DATASET RECORDS:
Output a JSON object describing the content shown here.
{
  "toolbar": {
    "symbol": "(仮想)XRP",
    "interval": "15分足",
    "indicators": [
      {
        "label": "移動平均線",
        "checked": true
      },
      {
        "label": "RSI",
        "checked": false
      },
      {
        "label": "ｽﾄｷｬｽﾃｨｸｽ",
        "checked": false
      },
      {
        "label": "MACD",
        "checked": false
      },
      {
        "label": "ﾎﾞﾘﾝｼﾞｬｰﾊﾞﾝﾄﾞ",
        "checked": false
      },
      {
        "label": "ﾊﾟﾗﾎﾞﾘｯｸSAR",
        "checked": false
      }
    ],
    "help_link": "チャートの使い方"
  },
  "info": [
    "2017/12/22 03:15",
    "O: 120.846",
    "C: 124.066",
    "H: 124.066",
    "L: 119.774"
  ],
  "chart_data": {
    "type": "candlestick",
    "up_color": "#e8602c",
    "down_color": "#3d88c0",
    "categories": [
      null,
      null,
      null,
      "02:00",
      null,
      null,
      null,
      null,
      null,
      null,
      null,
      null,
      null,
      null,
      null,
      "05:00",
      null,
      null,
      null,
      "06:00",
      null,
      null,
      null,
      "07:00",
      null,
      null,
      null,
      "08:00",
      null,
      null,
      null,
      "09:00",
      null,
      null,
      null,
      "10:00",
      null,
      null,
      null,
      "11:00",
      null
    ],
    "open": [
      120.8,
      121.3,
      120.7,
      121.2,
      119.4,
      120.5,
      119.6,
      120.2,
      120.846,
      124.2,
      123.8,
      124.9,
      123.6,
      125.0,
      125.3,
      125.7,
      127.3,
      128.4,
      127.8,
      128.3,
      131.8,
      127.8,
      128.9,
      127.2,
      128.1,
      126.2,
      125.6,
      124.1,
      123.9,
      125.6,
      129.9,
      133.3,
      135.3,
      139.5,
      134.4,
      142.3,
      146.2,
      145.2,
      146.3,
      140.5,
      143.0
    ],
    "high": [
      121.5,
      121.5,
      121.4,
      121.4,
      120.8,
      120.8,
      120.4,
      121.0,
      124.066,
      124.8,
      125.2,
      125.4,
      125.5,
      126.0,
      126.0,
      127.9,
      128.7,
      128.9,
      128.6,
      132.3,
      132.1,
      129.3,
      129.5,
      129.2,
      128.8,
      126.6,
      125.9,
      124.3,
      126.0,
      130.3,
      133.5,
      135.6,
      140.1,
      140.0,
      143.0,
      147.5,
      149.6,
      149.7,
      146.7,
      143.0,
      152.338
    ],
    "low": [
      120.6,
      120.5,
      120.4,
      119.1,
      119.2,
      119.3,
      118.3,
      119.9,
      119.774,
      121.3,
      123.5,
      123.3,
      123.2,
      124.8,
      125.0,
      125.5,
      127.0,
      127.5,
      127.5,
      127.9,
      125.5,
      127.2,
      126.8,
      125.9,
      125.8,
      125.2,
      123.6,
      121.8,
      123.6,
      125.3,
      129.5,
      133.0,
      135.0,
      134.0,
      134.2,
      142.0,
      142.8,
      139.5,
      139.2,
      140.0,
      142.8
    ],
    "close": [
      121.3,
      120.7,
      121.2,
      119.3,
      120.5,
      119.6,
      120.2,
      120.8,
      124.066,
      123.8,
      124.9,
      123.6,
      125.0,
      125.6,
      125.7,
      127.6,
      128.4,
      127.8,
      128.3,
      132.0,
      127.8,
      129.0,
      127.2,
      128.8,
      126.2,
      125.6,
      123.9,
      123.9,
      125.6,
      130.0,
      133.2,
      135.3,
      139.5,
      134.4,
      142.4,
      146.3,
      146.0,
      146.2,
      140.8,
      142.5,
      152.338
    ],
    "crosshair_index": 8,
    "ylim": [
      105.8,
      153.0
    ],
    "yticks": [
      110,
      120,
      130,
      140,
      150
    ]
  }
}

WORK TO COMPLETE:
All of the entries above must be quoted exactly.

WORKED ANSWER:
Output a JSON object describing the content shown here.
{
  "toolbar": {
    "symbol": "(仮想)XRP",
    "interval": "15分足",
    "indicators": [
      {
        "label": "移動平均線",
        "checked": true
      },
      {
        "label": "RSI",
        "checked": false
      },
      {
        "label": "ｽﾄｷｬｽﾃｨｸｽ",
        "checked": false
      },
      {
        "label": "MACD",
        "checked": false
      },
      {
        "label": "ﾎﾞﾘﾝｼﾞｬｰﾊﾞﾝﾄﾞ",
        "checked": false
      },
      {
        "label": "ﾊﾟﾗﾎﾞﾘｯｸSAR",
        "checked": false
      }
    ],
    "help_link": "チャートの使い方"
  },
  "info": [
    "2017/12/22 03:15",
    "O: 120.846",
    "C: 124.066",
    "H: 124.066",
    "L: 119.774"
  ],
  "chart_data": {
    "type": "candlestick",
    "up_color": "#e8602c",
    "down_color": "#3d88c0",
    "categories": [
      null,
      null,
      null,
      "02:00",
      null,
      null,
      null,
      null,
      null,
      null,
      null,
      null,
      null,
      null,
      null,
      "05:00",
      null,
      null,
      null,
      "06:00",
      null,
      null,
      null,
      "07:00",
      null,
      null,
      null,
      "08:00",
      null,
      null,
      null,
      "09:00",
      null,
      null,
      null,
      "10:00",
      null,
      null,
      null,
      "11:00",
      null
    ],
    "open": [
      120.8,
      121.3,
      120.7,
      121.2,
      119.4,
      120.5,
      119.6,
      120.2,
      120.846,
      124.2,
      123.8,
      124.9,
      123.6,
      125.0,
      125.3,
      125.7,
      127.3,
      128.4,
      127.8,
      128.3,
      131.8,
      127.8,
      128.9,
      127.2,
      128.1,
      126.2,
      125.6,
      124.1,
      123.9,
      125.6,
      129.9,
      133.3,
      135.3,
      139.5,
      134.4,
      142.3,
      146.2,
      145.2,
      146.3,
      140.5,
      143.0
    ],
    "high": [
      121.5,
      121.5,
      121.4,
      121.4,
      120.8,
      120.8,
      120.4,
      121.0,
      124.066,
      124.8,
      125.2,
      125.4,
      125.5,
      126.0,
      126.0,
      127.9,
      128.7,
      128.9,
      128.6,
      132.3,
      132.1,
      129.3,
      129.5,
      129.2,
      128.8,
      126.6,
      125.9,
      124.3,
      126.0,
      130.3,
      133.5,
      135.6,
      140.1,
      140.0,
      143.0,
      147.5,
      149.6,
      149.7,
      146.7,
      143.0,
      152.338
    ],
    "low": [
      120.6,
      120.5,
      120.4,
      119.1,
      119.2,
      119.3,
      118.3,
      119.9,
      119.774,
      121.3,
      123.5,
      123.3,
      123.2,
      124.8,
      125.0,
      125.5,
      127.0,
      127.5,
      127.5,
      127.9,
      125.5,
      127.2,
      126.8,
      125.9,
      125.8,
      125.2,
      123.6,
      121.8,
      123.6,
      125.3,
      129.5,
      133.0,
      135.0,
      134.0,
      134.2,
      142.0,
      142.8,
      139.5,
      139.2,
      140.0,
      142.8
    ],
    "close": [
      121.3,
      120.7,
      121.2,
      119.3,
      120.5,
      119.6,
      120.2,
      120.8,
      124.066,
      123.8,
      124.9,
      123.6,
      125.0,
      125.6,
      125.7,
      127.6,
      128.4,
      127.8,
      128.3,
      132.0,
      127.8,
      129.0,
      127.2,
      128.8,
      126.2,
      125.6,
      123.9,
      123.9,
      125.6,
      130.0,
      133.2,
      135.3,
      139.5,
      134.4,
      142.4,
      146.3,
      146.0,
      146.2,
      140.8,
      142.5,
      152.338
    ],
    "crosshair_index": 8,
    "ylim": [
      105.8,
      153.0
    ],
    "yticks": [
      110,
      120,
      130,
      140,
      150
    ]
  }
}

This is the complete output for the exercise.